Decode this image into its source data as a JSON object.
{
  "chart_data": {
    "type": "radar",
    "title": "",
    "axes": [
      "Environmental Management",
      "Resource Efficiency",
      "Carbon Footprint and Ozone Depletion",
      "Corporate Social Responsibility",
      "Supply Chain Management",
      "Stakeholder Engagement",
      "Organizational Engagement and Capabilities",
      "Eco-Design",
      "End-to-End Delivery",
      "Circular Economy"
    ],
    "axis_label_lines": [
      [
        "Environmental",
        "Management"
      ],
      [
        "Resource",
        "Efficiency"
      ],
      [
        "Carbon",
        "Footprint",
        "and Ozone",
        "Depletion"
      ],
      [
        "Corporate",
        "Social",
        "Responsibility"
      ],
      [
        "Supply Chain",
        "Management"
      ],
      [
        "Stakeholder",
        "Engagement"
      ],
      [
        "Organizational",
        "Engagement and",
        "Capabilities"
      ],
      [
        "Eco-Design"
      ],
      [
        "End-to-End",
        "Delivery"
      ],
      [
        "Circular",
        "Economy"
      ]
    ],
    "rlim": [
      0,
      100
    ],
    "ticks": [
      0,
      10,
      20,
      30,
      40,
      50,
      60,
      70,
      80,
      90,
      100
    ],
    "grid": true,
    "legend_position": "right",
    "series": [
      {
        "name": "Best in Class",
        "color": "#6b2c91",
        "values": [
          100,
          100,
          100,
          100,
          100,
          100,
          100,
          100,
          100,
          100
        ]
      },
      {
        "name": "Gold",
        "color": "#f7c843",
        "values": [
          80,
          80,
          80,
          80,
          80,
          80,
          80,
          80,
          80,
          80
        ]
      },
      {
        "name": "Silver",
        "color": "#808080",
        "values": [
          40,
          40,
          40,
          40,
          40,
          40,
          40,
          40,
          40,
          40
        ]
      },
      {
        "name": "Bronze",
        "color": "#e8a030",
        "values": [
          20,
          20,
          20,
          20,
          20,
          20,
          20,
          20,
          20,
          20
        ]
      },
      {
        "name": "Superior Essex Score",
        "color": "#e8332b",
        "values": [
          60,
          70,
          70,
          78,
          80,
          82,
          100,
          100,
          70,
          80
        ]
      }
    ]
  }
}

— To be done —
Reproduce every record above exactly as it appears.

— Output for this exercise —
Decode this image into its source data as a JSON object.
{
  "chart_data": {
    "type": "radar",
    "title": "",
    "axes": [
      "Environmental Management",
      "Resource Efficiency",
      "Carbon Footprint and Ozone Depletion",
      "Corporate Social Responsibility",
      "Supply Chain Management",
      "Stakeholder Engagement",
      "Organizational Engagement and Capabilities",
      "Eco-Design",
      "End-to-End Delivery",
      "Circular Economy"
    ],
    "axis_label_lines": [
      [
        "Environmental",
        "Management"
      ],
      [
        "Resource",
        "Efficiency"
      ],
      [
        "Carbon",
        "Footprint",
        "and Ozone",
        "Depletion"
      ],
      [
        "Corporate",
        "Social",
        "Responsibility"
      ],
      [
        "Supply Chain",
        "Management"
      ],
      [
        "Stakeholder",
        "Engagement"
      ],
      [
        "Organizational",
        "Engagement and",
        "Capabilities"
      ],
      [
        "Eco-Design"
      ],
      [
        "End-to-End",
        "Delivery"
      ],
      [
        "Circular",
        "Economy"
      ]
    ],
    "rlim": [
      0,
      100
    ],
    "ticks": [
      0,
      10,
      20,
      30,
      40,
      50,
      60,
      70,
      80,
      90,
      100
    ],
    "grid": true,
    "legend_position": "right",
    "series": [
      {
        "name": "Best in Class",
        "color": "#6b2c91",
        "values": [
          100,
          100,
          100,
          100,
          100,
          100,
          100,
          100,
          100,
          100
        ]
      },
      {
        "name": "Gold",
        "color": "#f7c843",
        "values": [
          80,
          80,
          80,
          80,
          80,
          80,
          80,
          80,
          80,
          80
        ]
      },
      {
        "name": "Silver",
        "color": "#808080",
        "values": [
          40,
          40,
          40,
          40,
          40,
          40,
          40,
          40,
          40,
          40
        ]
      },
      {
        "name": "Bronze",
        "color": "#e8a030",
        "values": [
          20,
          20,
          20,
          20,
          20,
          20,
          20,
          20,
          20,
          20
        ]
      },
      {
        "name": "Superior Essex Score",
        "color": "#e8332b",
        "values": [
          60,
          70,
          70,
          78,
          80,
          82,
          100,
          100,
          70,
          80
        ]
      }
    ]
  }
}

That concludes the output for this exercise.